Exercise material
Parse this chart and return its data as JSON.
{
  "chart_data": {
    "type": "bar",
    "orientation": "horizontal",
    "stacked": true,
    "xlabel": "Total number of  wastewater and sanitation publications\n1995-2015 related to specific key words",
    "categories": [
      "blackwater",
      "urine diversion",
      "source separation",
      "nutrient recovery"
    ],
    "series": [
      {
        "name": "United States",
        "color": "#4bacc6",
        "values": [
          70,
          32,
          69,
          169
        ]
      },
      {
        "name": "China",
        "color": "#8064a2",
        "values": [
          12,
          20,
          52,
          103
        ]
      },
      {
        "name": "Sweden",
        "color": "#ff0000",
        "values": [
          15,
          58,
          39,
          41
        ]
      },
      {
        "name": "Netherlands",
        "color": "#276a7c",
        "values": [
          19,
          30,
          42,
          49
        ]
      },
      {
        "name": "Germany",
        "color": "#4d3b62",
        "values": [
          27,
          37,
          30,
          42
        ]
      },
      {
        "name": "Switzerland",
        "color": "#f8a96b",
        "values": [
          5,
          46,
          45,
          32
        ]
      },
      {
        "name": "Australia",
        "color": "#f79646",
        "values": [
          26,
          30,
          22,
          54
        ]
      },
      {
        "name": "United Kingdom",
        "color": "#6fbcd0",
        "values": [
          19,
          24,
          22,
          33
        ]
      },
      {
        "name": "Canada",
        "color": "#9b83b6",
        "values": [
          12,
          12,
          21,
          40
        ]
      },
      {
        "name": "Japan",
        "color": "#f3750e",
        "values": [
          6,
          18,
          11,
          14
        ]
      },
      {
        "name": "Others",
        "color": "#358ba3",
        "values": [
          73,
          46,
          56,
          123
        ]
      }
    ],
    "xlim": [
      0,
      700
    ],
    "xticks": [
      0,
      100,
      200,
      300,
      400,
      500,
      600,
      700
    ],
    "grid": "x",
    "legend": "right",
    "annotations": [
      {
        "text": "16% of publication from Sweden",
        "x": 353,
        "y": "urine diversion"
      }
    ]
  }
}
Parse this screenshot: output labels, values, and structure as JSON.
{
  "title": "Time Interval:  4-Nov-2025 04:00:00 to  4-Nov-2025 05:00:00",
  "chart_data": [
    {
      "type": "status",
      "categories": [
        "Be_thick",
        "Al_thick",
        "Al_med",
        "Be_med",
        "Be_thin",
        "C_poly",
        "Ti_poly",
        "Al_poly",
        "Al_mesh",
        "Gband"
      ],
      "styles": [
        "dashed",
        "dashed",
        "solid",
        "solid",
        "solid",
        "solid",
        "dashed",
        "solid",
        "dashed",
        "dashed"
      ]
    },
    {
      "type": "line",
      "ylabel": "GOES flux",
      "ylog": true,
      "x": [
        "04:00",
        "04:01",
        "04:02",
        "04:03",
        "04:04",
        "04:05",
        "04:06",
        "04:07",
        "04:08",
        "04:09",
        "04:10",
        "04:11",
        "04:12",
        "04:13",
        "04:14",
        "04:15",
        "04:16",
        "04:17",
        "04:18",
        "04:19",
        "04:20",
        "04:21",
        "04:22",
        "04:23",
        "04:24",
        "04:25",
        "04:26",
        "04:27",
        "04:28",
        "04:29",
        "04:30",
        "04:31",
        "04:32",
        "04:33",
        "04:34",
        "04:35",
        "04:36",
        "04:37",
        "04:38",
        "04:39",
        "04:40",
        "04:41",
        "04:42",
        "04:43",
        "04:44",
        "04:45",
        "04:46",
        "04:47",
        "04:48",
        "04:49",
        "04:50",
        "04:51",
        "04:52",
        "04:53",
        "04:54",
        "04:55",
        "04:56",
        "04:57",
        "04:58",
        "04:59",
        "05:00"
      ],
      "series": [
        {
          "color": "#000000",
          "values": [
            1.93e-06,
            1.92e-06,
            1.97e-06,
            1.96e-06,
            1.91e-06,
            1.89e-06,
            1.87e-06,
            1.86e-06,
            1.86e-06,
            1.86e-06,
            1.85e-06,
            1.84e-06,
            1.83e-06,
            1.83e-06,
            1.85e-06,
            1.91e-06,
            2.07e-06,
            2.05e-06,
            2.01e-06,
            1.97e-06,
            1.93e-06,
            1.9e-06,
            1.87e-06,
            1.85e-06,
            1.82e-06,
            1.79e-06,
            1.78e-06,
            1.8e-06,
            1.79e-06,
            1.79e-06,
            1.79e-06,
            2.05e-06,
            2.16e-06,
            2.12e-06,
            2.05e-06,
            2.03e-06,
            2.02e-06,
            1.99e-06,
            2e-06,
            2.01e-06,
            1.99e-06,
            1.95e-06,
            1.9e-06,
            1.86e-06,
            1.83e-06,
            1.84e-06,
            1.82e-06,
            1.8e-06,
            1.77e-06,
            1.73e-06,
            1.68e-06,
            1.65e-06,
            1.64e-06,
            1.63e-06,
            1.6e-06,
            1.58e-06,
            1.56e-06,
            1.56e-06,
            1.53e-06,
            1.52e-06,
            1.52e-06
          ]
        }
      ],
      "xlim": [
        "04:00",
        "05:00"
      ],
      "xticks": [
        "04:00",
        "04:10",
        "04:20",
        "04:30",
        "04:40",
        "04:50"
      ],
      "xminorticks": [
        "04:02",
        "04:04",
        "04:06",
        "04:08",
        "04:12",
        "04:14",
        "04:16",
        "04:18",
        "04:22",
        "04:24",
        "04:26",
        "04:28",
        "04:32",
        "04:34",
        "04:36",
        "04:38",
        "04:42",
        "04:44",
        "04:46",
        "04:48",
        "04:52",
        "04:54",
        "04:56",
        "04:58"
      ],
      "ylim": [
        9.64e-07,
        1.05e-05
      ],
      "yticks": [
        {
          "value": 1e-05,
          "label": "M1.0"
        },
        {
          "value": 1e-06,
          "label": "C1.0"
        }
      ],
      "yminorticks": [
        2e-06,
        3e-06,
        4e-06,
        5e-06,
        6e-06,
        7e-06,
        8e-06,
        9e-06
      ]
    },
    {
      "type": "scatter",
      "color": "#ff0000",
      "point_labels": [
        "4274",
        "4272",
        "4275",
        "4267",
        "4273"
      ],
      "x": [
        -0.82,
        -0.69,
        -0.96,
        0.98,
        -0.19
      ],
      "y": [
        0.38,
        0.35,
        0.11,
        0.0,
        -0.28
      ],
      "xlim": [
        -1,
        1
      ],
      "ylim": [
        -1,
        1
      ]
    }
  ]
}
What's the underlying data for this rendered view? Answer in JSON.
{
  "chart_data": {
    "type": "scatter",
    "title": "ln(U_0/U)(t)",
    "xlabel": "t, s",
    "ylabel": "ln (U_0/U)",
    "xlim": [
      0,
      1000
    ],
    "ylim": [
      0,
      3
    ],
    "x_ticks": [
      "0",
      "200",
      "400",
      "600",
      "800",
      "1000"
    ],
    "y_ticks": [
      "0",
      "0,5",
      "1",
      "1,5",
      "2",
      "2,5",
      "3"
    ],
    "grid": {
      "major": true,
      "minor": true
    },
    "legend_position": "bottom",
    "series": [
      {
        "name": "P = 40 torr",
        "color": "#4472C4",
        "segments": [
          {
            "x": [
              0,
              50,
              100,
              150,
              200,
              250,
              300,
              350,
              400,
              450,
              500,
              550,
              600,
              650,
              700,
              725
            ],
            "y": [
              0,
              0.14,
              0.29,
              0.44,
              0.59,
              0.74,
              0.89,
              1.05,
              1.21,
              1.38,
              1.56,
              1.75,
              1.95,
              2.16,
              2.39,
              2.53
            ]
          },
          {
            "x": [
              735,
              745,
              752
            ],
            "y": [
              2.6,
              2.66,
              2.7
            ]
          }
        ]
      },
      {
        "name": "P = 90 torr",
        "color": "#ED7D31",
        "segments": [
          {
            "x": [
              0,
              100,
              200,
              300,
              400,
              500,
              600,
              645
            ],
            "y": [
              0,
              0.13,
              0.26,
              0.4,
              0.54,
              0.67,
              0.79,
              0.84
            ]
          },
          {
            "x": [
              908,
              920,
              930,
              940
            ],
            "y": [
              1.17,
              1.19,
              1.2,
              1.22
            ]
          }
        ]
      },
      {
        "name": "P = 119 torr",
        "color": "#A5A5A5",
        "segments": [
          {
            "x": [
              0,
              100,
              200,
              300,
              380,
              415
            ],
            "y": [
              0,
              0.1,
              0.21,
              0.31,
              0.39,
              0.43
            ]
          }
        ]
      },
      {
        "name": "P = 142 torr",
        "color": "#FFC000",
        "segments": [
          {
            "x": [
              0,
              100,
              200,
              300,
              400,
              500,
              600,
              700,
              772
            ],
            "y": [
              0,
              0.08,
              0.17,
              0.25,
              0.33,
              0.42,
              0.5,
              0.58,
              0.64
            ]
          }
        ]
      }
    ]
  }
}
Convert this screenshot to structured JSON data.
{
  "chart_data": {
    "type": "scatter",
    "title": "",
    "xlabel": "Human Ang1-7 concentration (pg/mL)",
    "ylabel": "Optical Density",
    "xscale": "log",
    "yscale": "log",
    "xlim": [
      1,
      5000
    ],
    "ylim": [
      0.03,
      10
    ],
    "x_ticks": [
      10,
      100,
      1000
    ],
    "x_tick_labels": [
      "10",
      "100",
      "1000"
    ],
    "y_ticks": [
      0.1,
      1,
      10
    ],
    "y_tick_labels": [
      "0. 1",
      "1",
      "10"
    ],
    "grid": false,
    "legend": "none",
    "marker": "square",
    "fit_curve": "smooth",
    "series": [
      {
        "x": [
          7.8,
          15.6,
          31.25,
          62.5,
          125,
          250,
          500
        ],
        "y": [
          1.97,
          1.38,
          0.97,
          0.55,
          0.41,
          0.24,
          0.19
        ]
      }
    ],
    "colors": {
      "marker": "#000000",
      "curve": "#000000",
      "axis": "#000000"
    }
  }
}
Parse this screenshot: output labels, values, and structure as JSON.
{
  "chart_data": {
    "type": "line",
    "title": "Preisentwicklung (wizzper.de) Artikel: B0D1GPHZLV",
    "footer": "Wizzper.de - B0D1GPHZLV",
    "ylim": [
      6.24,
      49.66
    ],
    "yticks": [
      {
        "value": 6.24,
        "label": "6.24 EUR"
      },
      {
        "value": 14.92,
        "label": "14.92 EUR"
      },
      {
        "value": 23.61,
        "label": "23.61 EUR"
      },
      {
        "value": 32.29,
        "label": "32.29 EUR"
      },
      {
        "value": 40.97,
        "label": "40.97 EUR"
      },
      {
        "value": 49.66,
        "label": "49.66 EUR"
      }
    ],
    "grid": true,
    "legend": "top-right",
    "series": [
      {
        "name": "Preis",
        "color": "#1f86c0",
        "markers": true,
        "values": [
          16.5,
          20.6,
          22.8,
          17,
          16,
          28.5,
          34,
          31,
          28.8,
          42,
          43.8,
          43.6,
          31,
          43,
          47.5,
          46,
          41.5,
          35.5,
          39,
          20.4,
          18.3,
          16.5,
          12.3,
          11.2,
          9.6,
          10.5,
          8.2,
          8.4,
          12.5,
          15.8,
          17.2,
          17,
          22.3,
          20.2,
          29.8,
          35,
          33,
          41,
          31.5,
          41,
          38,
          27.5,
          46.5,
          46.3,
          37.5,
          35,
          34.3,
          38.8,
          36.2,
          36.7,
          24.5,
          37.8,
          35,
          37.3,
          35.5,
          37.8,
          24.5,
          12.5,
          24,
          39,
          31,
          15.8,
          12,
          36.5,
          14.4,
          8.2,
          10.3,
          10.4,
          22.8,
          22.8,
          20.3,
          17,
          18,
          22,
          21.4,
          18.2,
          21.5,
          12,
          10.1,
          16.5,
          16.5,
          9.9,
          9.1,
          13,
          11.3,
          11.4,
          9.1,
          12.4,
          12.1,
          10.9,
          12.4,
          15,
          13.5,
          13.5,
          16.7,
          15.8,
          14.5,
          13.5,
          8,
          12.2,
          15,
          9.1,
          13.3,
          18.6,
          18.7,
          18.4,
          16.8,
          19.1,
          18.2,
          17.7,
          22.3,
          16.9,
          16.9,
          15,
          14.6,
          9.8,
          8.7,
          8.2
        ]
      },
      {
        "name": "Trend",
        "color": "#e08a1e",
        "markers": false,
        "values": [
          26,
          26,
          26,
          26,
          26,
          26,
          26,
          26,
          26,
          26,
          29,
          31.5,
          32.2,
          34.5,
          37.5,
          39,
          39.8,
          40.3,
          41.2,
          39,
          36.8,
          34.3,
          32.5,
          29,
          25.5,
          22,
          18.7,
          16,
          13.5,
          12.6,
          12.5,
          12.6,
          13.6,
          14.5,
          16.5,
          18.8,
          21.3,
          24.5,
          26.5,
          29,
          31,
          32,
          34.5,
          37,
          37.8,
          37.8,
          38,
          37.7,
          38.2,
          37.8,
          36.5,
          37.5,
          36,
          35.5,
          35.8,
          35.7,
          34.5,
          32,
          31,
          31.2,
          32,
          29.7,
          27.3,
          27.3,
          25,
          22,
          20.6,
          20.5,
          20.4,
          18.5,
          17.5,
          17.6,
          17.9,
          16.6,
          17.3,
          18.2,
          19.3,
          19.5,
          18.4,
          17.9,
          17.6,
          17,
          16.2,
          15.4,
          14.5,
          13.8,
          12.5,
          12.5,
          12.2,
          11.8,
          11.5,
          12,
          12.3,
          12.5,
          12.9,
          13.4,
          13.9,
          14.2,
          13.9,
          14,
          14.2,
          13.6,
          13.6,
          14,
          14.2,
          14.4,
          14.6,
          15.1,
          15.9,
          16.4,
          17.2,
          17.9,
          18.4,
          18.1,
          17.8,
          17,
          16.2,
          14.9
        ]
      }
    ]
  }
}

Exercise prompt
Make a list of all lines in the data that contain "torr".

Response
        "name": "P = 40 torr",
        "name": "P = 90 torr",
        "name": "P = 119 torr",
        "name": "P = 142 torr",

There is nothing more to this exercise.